===== Extracted information

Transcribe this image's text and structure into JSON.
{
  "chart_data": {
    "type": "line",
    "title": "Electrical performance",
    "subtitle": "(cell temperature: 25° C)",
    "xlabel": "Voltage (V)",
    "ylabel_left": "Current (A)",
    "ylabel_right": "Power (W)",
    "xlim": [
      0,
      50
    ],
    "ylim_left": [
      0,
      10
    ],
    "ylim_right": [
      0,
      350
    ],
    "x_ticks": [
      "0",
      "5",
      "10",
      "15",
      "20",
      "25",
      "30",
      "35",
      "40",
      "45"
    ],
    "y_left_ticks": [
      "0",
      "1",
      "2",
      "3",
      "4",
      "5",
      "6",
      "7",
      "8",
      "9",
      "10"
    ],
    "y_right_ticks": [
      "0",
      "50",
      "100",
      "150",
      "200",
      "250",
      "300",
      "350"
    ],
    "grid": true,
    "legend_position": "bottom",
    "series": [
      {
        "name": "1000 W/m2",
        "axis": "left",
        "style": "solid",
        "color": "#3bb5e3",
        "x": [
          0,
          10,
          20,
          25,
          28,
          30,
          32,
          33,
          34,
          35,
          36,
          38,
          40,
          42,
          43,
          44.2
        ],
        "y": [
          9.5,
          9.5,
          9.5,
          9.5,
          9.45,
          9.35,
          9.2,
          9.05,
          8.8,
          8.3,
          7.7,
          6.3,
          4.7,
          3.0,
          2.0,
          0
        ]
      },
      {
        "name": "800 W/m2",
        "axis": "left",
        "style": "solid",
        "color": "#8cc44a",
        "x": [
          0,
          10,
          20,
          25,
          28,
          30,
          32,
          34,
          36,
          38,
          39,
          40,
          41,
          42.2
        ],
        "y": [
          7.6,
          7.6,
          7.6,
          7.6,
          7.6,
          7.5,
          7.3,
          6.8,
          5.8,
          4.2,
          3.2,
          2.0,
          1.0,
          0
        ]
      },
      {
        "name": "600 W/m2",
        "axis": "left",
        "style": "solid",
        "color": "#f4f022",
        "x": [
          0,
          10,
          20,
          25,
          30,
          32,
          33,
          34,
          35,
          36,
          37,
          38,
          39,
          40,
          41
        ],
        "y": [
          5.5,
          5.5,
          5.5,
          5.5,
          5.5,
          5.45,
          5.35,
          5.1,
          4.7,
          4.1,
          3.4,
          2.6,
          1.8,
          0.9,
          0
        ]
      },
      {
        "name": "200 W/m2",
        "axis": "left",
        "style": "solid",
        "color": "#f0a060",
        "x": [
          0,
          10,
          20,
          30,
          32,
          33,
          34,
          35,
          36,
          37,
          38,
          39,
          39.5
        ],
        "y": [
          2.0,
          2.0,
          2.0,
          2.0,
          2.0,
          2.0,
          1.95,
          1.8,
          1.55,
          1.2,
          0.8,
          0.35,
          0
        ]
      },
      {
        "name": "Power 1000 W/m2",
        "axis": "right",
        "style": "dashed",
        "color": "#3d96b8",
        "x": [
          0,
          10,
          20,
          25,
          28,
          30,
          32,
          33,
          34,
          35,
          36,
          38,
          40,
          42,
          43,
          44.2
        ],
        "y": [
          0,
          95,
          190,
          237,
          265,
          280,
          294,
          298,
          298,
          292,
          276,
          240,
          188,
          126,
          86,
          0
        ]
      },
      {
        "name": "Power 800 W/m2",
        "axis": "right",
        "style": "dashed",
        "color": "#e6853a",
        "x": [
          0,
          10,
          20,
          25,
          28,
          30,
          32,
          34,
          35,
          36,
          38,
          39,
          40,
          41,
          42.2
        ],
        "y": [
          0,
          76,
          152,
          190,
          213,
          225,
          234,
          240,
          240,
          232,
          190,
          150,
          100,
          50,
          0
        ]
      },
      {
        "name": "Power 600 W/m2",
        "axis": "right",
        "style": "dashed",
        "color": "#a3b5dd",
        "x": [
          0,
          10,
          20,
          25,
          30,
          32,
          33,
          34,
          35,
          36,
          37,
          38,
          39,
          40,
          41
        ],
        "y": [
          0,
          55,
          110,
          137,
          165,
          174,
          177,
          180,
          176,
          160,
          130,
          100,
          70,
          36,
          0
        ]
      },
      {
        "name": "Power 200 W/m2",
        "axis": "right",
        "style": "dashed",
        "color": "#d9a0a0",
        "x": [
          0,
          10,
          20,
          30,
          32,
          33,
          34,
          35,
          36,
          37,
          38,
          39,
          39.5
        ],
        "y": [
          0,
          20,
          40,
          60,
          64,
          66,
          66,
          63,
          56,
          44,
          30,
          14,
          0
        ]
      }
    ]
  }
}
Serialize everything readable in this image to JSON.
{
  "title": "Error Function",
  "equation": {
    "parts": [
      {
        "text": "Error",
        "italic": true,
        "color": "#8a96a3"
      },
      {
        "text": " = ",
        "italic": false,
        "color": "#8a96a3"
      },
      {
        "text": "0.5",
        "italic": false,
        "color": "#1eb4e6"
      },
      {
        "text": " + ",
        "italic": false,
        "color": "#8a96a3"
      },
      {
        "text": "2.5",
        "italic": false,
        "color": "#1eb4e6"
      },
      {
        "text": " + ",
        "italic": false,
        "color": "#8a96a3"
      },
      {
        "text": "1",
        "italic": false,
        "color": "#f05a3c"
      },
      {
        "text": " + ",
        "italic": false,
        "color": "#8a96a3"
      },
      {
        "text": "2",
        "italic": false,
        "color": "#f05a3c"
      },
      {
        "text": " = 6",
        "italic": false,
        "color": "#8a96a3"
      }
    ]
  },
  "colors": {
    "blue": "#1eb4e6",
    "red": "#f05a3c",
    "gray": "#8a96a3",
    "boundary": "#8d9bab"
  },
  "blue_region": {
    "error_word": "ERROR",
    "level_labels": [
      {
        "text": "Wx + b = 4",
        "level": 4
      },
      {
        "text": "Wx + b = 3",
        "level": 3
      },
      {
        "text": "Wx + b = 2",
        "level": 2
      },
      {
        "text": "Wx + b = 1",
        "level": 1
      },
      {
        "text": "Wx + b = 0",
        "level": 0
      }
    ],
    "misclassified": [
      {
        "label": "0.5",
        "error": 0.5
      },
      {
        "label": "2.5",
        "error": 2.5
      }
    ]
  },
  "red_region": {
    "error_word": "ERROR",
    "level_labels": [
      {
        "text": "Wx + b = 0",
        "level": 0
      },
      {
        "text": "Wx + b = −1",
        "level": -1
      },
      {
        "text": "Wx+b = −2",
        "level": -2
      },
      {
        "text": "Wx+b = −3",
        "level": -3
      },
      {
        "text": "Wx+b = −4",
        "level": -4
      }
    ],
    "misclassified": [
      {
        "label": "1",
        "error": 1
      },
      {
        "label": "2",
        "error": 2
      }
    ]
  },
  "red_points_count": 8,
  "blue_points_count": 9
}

==========

What to work on:
Return the entries above exactly, each one complete.

The completed task:
Transcribe this image's text and structure into JSON.
{
  "chart_data": {
    "type": "line",
    "title": "Electrical performance",
    "subtitle": "(cell temperature: 25° C)",
    "xlabel": "Voltage (V)",
    "ylabel_left": "Current (A)",
    "ylabel_right": "Power (W)",
    "xlim": [
      0,
      50
    ],
    "ylim_left": [
      0,
      10
    ],
    "ylim_right": [
      0,
      350
    ],
    "x_ticks": [
      "0",
      "5",
      "10",
      "15",
      "20",
      "25",
      "30",
      "35",
      "40",
      "45"
    ],
    "y_left_ticks": [
      "0",
      "1",
      "2",
      "3",
      "4",
      "5",
      "6",
      "7",
      "8",
      "9",
      "10"
    ],
    "y_right_ticks": [
      "0",
      "50",
      "100",
      "150",
      "200",
      "250",
      "300",
      "350"
    ],
    "grid": true,
    "legend_position": "bottom",
    "series": [
      {
        "name": "1000 W/m2",
        "axis": "left",
        "style": "solid",
        "color": "#3bb5e3",
        "x": [
          0,
          10,
          20,
          25,
          28,
          30,
          32,
          33,
          34,
          35,
          36,
          38,
          40,
          42,
          43,
          44.2
        ],
        "y": [
          9.5,
          9.5,
          9.5,
          9.5,
          9.45,
          9.35,
          9.2,
          9.05,
          8.8,
          8.3,
          7.7,
          6.3,
          4.7,
          3.0,
          2.0,
          0
        ]
      },
      {
        "name": "800 W/m2",
        "axis": "left",
        "style": "solid",
        "color": "#8cc44a",
        "x": [
          0,
          10,
          20,
          25,
          28,
          30,
          32,
          34,
          36,
          38,
          39,
          40,
          41,
          42.2
        ],
        "y": [
          7.6,
          7.6,
          7.6,
          7.6,
          7.6,
          7.5,
          7.3,
          6.8,
          5.8,
          4.2,
          3.2,
          2.0,
          1.0,
          0
        ]
      },
      {
        "name": "600 W/m2",
        "axis": "left",
        "style": "solid",
        "color": "#f4f022",
        "x": [
          0,
          10,
          20,
          25,
          30,
          32,
          33,
          34,
          35,
          36,
          37,
          38,
          39,
          40,
          41
        ],
        "y": [
          5.5,
          5.5,
          5.5,
          5.5,
          5.5,
          5.45,
          5.35,
          5.1,
          4.7,
          4.1,
          3.4,
          2.6,
          1.8,
          0.9,
          0
        ]
      },
      {
        "name": "200 W/m2",
        "axis": "left",
        "style": "solid",
        "color": "#f0a060",
        "x": [
          0,
          10,
          20,
          30,
          32,
          33,
          34,
          35,
          36,
          37,
          38,
          39,
          39.5
        ],
        "y": [
          2.0,
          2.0,
          2.0,
          2.0,
          2.0,
          2.0,
          1.95,
          1.8,
          1.55,
          1.2,
          0.8,
          0.35,
          0
        ]
      },
      {
        "name": "Power 1000 W/m2",
        "axis": "right",
        "style": "dashed",
        "color": "#3d96b8",
        "x": [
          0,
          10,
          20,
          25,
          28,
          30,
          32,
          33,
          34,
          35,
          36,
          38,
          40,
          42,
          43,
          44.2
        ],
        "y": [
          0,
          95,
          190,
          237,
          265,
          280,
          294,
          298,
          298,
          292,
          276,
          240,
          188,
          126,
          86,
          0
        ]
      },
      {
        "name": "Power 800 W/m2",
        "axis": "right",
        "style": "dashed",
        "color": "#e6853a",
        "x": [
          0,
          10,
          20,
          25,
          28,
          30,
          32,
          34,
          35,
          36,
          38,
          39,
          40,
          41,
          42.2
        ],
        "y": [
          0,
          76,
          152,
          190,
          213,
          225,
          234,
          240,
          240,
          232,
          190,
          150,
          100,
          50,
          0
        ]
      },
      {
        "name": "Power 600 W/m2",
        "axis": "right",
        "style": "dashed",
        "color": "#a3b5dd",
        "x": [
          0,
          10,
          20,
          25,
          30,
          32,
          33,
          34,
          35,
          36,
          37,
          38,
          39,
          40,
          41
        ],
        "y": [
          0,
          55,
          110,
          137,
          165,
          174,
          177,
          180,
          176,
          160,
          130,
          100,
          70,
          36,
          0
        ]
      },
      {
        "name": "Power 200 W/m2",
        "axis": "right",
        "style": "dashed",
        "color": "#d9a0a0",
        "x": [
          0,
          10,
          20,
          30,
          32,
          33,
          34,
          35,
          36,
          37,
          38,
          39,
          39.5
        ],
        "y": [
          0,
          20,
          40,
          60,
          64,
          66,
          66,
          63,
          56,
          44,
          30,
          14,
          0
        ]
      }
    ]
  }
}
Serialize everything readable in this image to JSON.
{
  "title": "Error Function",
  "equation": {
    "parts": [
      {
        "text": "Error",
        "italic": true,
        "color": "#8a96a3"
      },
      {
        "text": " = ",
        "italic": false,
        "color": "#8a96a3"
      },
      {
        "text": "0.5",
        "italic": false,
        "color": "#1eb4e6"
      },
      {
        "text": " + ",
        "italic": false,
        "color": "#8a96a3"
      },
      {
        "text": "2.5",
        "italic": false,
        "color": "#1eb4e6"
      },
      {
        "text": " + ",
        "italic": false,
        "color": "#8a96a3"
      },
      {
        "text": "1",
        "italic": false,
        "color": "#f05a3c"
      },
      {
        "text": " + ",
        "italic": false,
        "color": "#8a96a3"
      },
      {
        "text": "2",
        "italic": false,
        "color": "#f05a3c"
      },
      {
        "text": " = 6",
        "italic": false,
        "color": "#8a96a3"
      }
    ]
  },
  "colors": {
    "blue": "#1eb4e6",
    "red": "#f05a3c",
    "gray": "#8a96a3",
    "boundary": "#8d9bab"
  },
  "blue_region": {
    "error_word": "ERROR",
    "level_labels": [
      {
        "text": "Wx + b = 4",
        "level": 4
      },
      {
        "text": "Wx + b = 3",
        "level": 3
      },
      {
        "text": "Wx + b = 2",
        "level": 2
      },
      {
        "text": "Wx + b = 1",
        "level": 1
      },
      {
        "text": "Wx + b = 0",
        "level": 0
      }
    ],
    "misclassified": [
      {
        "label": "0.5",
        "error": 0.5
      },
      {
        "label": "2.5",
        "error": 2.5
      }
    ]
  },
  "red_region": {
    "error_word": "ERROR",
    "level_labels": [
      {
        "text": "Wx + b = 0",
        "level": 0
      },
      {
        "text": "Wx + b = −1",
        "level": -1
      },
      {
        "text": "Wx+b = −2",
        "level": -2
      },
      {
        "text": "Wx+b = −3",
        "level": -3
      },
      {
        "text": "Wx+b = −4",
        "level": -4
      }
    ],
    "misclassified": [
      {
        "label": "1",
        "error": 1
      },
      {
        "label": "2",
        "error": 2
      }
    ]
  },
  "red_points_count": 8,
  "blue_points_count": 9
}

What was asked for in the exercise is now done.